Skip to content

Translation. Original: pobieranie-faktur/przyrostowe-pobieranie-faktur.md

Incremental Invoice Retrieval

21.11.2025

Introduction

Incremental invoice retrieval, based on package export (POST /invoices/exports), is the recommended synchronization mechanism between the central KSeF repository and local databases of external systems.

The High Water Mark (HWM) mechanism plays a key role here - a stable point in time up to which the system guarantees data completeness.

Solution Architecture

Incremental retrieval is based on three key components:

  1. Time window synchronization - using adjacent time windows with HWM consideration to ensure continuity and no omissions
  2. API limits handling - controlling call rate, handling HTTP 429 and Retry-After
  3. Deduplication - eliminating duplicates based on metadata from _metadata.json files

Base method: POST /invoices/exports initiates an asynchronous export. After processing completion, the operation status provides unique URLs for downloading package parts.

Time Window Synchronization (Windowing)

Concept

Invoice retrieval occurs in adjacent time windows using the PermanentStorageHwmDate date. To enable the HWM mechanism, set the parameter restrictToPermanentStorageHwmDate = true in the export request. Each subsequent window starts exactly at the moment the previous one ended, considering HWM (except for the situation described in the High Water Mark (HWM) Mechanism and Truncated Package Handling section). By "end moment" we understand:

  • the dateRange.to value when provided, or
  • PermanentStorageHwmDate when dateRange.to is omitted.

This approach ensures range continuity and eliminates the risk of missing any invoice. Invoices should be retrieved separately for each subject type (Subject 1, Subject 2, Subject 3, Authorized Subject) appearing in the document. Iteration through subjects ensures data completeness - a company may appear in different roles on invoices.

Example in C#: KSeF.Client.Tests.Core\E2E\Invoice\IncrementalInvoiceRetrievalE2ETests.cs

csharp
// Dictionary to track continuation point for each SubjectType
Dictionary<InvoiceSubjectType, DateTime?> continuationPoints = new();
IReadOnlyList<(DateTime From, DateTime To)> windows = BuildIncrementalWindows(batchCreationStart, batchCreationCompleted);

// Creating export plan - tuples (time window, subject type)
IEnumerable<InvoiceSubjectType> subjectTypes = Enum.GetValues<InvoiceSubjectType>().Where(x => x != InvoiceSubjectType.SubjectAuthorized);
IOrderedEnumerable<ExportTask> exportTasks = windows
    .SelectMany(window => subjectTypes, (window, subjectType) => new ExportTask(window.From, window.To, subjectType))
    .OrderBy(task => task.From)
    .ThenBy(task => task.SubjectType);


foreach (ExportTask task in exportTasks)
{
    DateTime effectiveFrom = GetEffectiveStartDate(continuationPoints, task.SubjectType, task.From);

    OperationResponse? exportResponse = await InitiateInvoiceExportAsync(effectiveFrom, task.To, task.SubjectType);

    // Further export handling...

Example in java: IncrementalInvoiceRetrieveIntegrationTest.java

java
Map<InvoiceQuerySubjectType, OffsetDateTime> continuationPoints = new HashMap<>();

List<TimeWindows> timeWindows = buildIncrementalWindows(batchCreationStart, batchCreationCompleted);
List<InvoiceQuerySubjectType> subjectTypes = Arrays.stream(InvoiceQuerySubjectType.values())

Source data —
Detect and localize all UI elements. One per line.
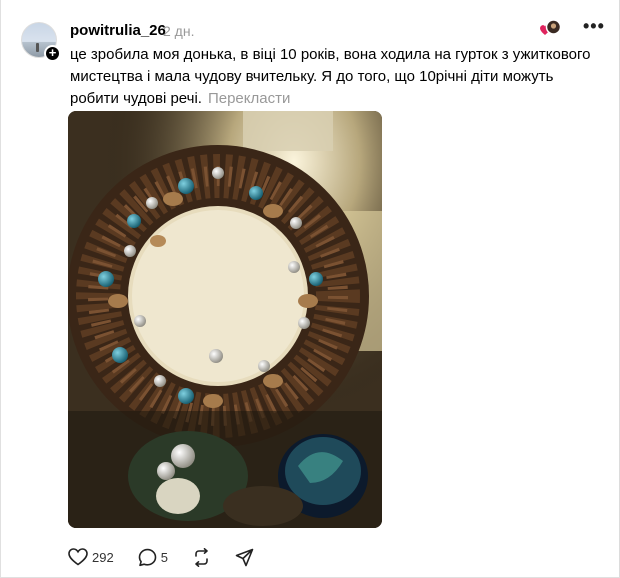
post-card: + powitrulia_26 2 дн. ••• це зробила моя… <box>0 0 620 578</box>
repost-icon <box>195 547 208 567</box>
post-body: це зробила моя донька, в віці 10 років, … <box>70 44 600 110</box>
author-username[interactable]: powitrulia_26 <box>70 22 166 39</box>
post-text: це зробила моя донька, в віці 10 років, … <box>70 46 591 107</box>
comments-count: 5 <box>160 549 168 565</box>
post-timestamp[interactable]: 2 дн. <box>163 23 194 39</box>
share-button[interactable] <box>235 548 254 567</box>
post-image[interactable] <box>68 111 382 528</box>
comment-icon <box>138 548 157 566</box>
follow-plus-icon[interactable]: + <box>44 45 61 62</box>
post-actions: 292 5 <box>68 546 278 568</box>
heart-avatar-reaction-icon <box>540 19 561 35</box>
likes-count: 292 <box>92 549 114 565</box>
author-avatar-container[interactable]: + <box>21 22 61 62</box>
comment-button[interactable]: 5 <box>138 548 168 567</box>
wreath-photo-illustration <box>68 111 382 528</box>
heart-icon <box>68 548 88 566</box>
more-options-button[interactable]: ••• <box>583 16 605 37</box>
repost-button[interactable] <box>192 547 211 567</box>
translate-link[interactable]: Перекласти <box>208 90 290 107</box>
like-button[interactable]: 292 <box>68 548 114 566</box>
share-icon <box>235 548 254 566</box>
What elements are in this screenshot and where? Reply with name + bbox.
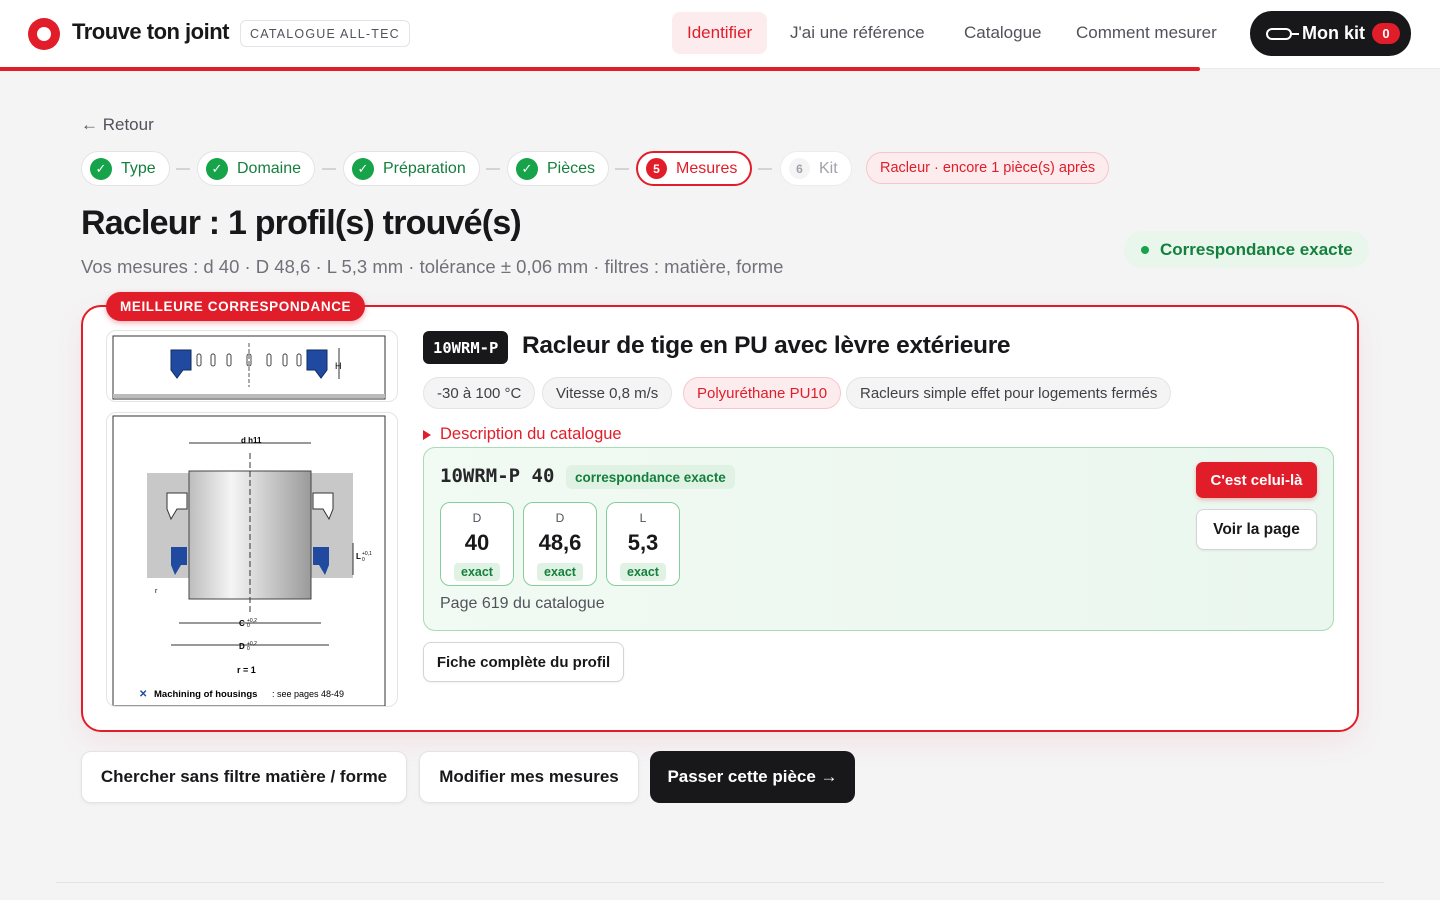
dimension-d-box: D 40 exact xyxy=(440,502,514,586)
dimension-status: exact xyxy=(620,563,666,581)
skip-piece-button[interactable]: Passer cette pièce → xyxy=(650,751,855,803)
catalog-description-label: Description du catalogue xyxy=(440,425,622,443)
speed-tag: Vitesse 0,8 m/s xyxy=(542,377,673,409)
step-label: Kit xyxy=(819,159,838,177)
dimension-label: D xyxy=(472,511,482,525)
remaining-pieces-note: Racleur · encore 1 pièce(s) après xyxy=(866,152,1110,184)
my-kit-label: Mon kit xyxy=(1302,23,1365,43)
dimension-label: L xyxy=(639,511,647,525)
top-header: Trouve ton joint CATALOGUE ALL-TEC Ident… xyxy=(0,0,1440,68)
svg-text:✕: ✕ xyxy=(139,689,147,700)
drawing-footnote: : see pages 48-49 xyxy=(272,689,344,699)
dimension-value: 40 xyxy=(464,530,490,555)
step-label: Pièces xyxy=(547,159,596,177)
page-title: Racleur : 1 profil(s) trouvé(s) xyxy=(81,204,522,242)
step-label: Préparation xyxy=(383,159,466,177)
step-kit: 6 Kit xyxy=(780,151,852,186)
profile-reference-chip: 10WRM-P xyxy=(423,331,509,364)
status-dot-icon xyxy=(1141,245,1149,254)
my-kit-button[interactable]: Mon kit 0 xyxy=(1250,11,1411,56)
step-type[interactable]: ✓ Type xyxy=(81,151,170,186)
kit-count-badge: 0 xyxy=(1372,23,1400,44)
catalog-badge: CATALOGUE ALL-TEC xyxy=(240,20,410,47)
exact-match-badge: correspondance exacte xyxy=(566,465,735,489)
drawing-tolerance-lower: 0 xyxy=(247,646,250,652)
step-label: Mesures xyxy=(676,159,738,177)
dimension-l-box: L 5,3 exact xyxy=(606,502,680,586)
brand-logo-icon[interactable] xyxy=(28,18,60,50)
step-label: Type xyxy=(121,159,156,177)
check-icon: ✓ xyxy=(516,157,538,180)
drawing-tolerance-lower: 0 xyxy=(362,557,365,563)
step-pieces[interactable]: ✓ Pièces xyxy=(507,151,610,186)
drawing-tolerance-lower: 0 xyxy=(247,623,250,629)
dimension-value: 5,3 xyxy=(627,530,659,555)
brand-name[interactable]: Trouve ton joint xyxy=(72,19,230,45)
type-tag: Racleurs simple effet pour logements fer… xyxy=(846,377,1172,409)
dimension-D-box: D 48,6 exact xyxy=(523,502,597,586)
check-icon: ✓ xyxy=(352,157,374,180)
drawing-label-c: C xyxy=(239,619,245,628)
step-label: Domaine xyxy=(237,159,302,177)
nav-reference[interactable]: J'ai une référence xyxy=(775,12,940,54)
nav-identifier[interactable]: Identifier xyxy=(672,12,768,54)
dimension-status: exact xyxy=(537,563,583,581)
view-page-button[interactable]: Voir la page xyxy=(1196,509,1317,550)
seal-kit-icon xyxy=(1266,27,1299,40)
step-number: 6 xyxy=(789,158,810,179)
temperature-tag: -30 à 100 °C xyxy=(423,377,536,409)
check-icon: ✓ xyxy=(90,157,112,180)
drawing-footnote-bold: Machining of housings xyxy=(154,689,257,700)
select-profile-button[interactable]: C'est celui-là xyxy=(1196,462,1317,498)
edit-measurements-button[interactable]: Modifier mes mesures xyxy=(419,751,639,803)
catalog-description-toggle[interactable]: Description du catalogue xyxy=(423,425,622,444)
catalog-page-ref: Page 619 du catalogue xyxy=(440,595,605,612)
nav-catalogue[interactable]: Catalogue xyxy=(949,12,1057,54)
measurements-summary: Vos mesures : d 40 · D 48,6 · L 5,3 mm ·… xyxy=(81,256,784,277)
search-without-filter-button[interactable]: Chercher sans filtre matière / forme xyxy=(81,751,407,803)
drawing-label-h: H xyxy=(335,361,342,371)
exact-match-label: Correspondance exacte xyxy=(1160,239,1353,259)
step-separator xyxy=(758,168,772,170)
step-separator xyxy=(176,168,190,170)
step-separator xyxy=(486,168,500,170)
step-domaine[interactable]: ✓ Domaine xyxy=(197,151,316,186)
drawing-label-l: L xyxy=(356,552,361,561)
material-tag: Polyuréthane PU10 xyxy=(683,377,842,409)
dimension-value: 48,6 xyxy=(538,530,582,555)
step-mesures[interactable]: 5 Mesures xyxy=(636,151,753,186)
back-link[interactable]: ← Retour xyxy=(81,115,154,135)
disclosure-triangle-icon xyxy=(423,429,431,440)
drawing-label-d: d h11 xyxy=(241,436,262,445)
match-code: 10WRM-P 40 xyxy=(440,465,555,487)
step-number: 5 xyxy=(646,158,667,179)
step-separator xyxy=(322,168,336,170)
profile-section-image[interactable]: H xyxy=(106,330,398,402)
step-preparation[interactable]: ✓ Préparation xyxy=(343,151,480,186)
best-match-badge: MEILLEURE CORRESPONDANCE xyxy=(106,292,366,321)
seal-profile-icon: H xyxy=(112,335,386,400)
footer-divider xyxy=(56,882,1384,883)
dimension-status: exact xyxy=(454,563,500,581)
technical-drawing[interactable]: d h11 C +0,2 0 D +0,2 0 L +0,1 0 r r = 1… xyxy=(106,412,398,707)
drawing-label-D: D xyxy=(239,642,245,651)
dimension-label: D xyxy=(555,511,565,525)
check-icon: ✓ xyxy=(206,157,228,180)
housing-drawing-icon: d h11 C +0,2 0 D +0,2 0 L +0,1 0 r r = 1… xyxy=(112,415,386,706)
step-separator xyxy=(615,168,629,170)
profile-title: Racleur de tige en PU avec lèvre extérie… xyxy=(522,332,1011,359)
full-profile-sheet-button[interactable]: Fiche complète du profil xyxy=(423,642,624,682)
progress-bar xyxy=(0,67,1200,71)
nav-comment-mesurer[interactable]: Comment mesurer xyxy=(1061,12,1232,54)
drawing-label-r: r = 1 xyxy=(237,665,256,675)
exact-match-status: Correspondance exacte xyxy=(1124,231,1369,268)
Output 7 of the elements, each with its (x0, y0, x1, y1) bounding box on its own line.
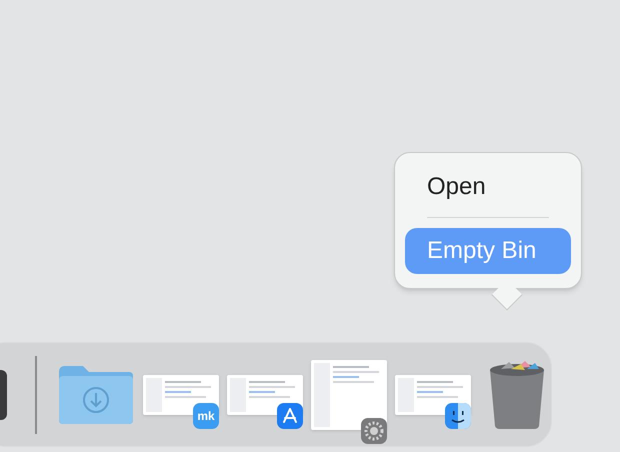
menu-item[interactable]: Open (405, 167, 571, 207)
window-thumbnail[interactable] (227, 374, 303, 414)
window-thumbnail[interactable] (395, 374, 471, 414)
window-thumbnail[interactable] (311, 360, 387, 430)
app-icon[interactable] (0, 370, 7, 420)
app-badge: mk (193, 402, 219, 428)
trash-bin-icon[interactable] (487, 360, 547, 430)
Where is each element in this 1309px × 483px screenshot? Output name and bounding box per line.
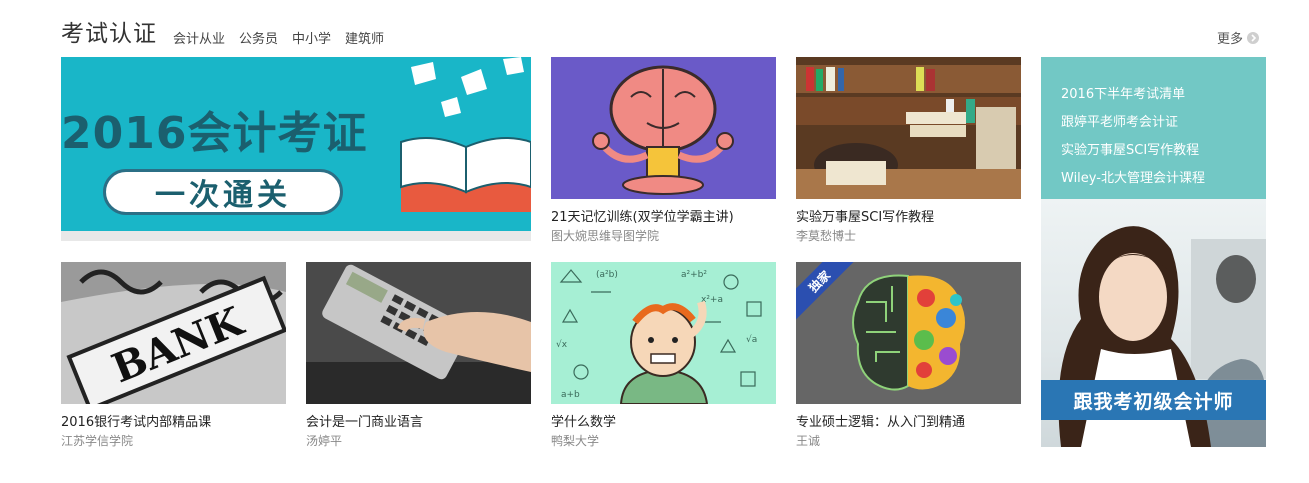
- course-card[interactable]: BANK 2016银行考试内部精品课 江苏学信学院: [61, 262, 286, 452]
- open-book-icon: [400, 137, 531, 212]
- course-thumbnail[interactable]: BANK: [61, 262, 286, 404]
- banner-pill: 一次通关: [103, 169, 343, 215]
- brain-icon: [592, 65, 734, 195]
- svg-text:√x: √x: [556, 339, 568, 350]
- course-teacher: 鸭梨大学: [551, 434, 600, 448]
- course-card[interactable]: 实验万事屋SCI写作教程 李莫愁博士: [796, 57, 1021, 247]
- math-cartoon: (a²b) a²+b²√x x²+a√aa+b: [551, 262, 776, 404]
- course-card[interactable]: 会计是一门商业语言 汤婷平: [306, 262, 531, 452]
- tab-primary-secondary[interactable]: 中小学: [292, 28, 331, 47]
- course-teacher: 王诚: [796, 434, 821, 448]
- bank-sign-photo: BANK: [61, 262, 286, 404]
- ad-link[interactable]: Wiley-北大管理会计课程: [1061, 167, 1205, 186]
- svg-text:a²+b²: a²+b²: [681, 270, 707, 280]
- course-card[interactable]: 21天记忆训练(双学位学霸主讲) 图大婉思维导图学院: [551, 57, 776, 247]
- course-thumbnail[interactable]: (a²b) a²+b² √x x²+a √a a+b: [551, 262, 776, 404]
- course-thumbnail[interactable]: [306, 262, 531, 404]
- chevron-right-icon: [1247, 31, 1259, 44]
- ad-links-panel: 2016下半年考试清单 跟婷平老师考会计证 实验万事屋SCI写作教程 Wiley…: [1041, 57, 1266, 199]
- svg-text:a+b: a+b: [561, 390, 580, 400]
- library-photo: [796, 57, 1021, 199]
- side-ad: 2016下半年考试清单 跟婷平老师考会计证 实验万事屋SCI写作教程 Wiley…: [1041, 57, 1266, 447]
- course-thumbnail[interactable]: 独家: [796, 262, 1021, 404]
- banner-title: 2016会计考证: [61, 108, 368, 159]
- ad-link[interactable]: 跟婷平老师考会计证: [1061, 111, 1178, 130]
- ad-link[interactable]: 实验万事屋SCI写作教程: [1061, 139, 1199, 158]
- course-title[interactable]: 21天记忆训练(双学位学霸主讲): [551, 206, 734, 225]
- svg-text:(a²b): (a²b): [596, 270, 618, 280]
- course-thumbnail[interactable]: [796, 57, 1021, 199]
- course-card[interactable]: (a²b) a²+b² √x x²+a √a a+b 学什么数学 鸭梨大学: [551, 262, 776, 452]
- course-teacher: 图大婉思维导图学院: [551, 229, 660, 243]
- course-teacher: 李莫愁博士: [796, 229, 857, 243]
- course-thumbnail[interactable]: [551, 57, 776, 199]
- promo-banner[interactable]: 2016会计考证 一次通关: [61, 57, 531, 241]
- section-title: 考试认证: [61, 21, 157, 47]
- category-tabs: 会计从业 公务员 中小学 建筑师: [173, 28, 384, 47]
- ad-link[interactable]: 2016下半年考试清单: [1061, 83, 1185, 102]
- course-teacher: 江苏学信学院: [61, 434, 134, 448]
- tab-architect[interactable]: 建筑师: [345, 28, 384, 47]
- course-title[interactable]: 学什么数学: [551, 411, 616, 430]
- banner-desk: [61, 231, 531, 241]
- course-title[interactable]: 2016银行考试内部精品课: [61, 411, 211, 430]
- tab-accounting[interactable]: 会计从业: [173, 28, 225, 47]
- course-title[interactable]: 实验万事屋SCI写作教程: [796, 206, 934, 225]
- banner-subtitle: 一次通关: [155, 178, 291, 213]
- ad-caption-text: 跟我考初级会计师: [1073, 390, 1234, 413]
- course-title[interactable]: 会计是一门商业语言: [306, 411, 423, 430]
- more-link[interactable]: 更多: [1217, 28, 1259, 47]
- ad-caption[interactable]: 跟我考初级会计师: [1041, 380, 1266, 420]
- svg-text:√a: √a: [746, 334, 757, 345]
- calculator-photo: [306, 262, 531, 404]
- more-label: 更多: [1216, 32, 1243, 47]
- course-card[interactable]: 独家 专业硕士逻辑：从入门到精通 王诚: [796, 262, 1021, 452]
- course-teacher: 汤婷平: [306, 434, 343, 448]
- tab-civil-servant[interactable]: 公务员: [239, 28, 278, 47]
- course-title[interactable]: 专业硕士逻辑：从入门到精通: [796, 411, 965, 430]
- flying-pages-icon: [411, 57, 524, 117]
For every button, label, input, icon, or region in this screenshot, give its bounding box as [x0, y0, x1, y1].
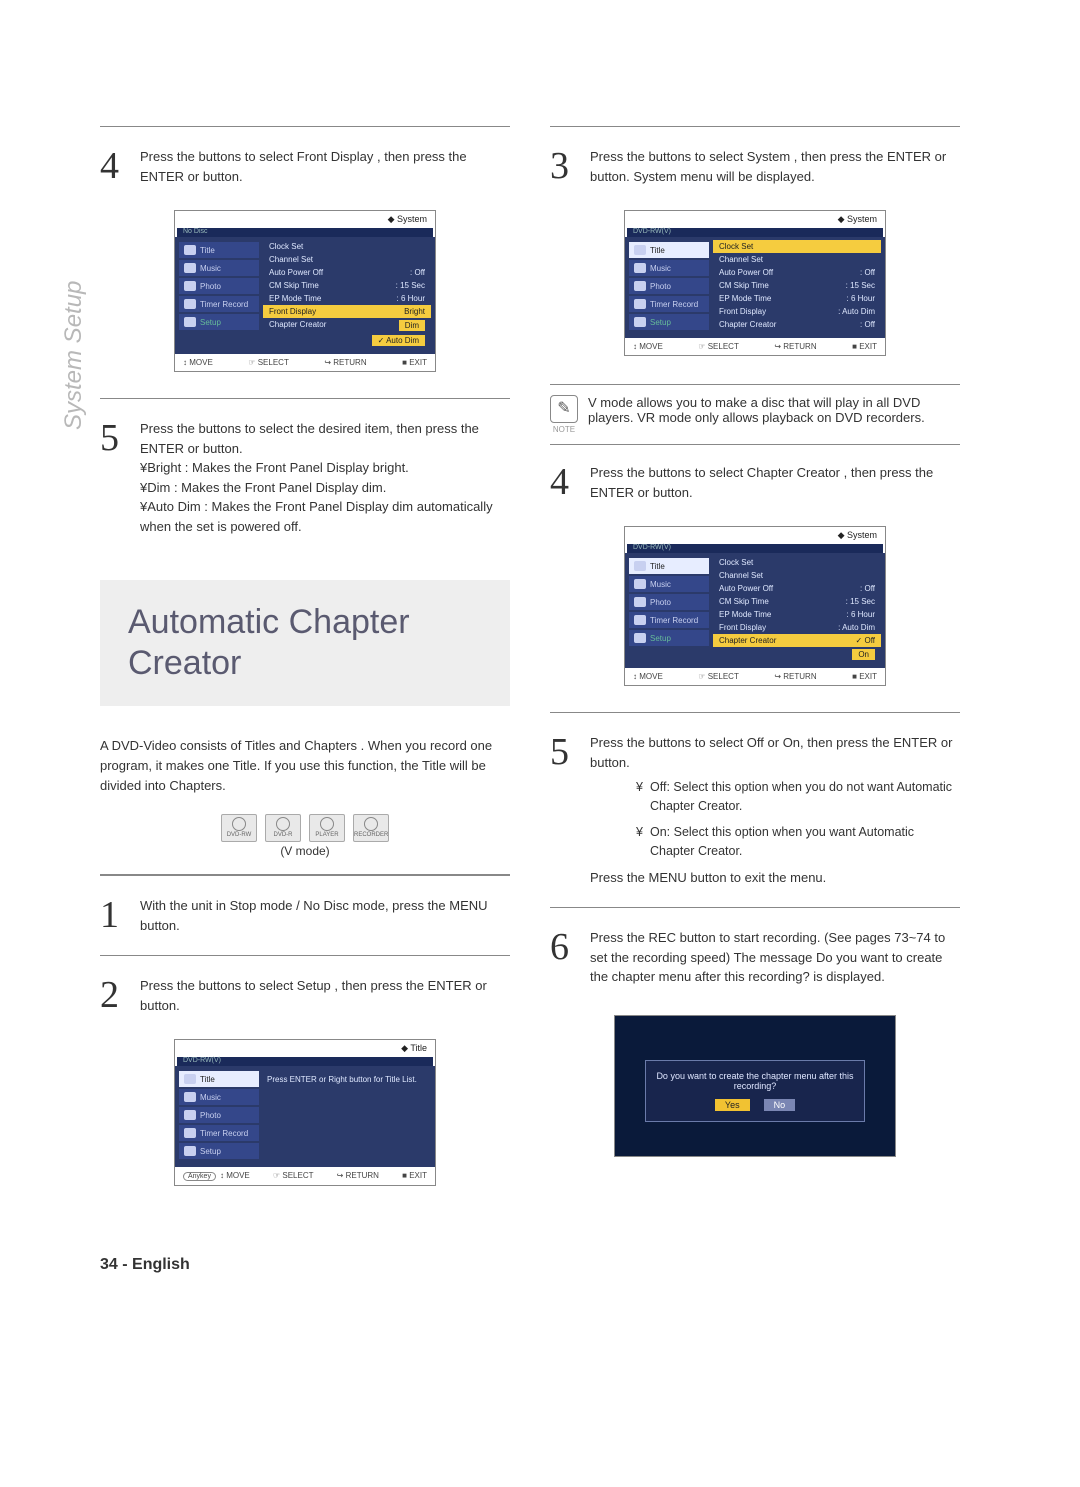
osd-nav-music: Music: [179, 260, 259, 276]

SET TASK —
Carry on the incremental invoice retrieval documentation from the point where it stops, in the Java example.

EXERCISE RESPONSE —
        .filter(x -> x != InvoiceQuerySubjectType.SUBJECTAUTHORIZED)
        .toList();

List<ExportTask> exportTasks = timeWindows.stream()
        .flatMap(window -> subjectTypes.stream()
                .map(subjectType -> new ExportTask(window.getFrom(), window.getTo(), subjectType)))
        .sorted(Comparator.comparing(ExportTask::getFrom)
                .thenComparing(ExportTask::getSubjectType))
        .toList();
exportTasks.forEach(task -> {
        EncryptionData encryptionData = defaultCryptographyService.getEncryptionData();
        OffsetDateTime effectiveFrom = getEffectiveStartDate(continuationPoints, task.getSubjectType(), task.getFrom());
        String operationReferenceNumber = initiateInvoiceExportAsync(effectiveFrom, task.getTo(),
            task.getSubjectType(), accessToken, encryptionData.encryptionInfo());

// Further export handling...
  • Frequency and Limits
    POST /invoice/exports requires specifying subject type (Subject 1, Subject 2, Subject 3, Authorized Subject). According to API limits, a maximum of 20 exports per hour can be initiated; the schedule should divide this pool among selected subject types.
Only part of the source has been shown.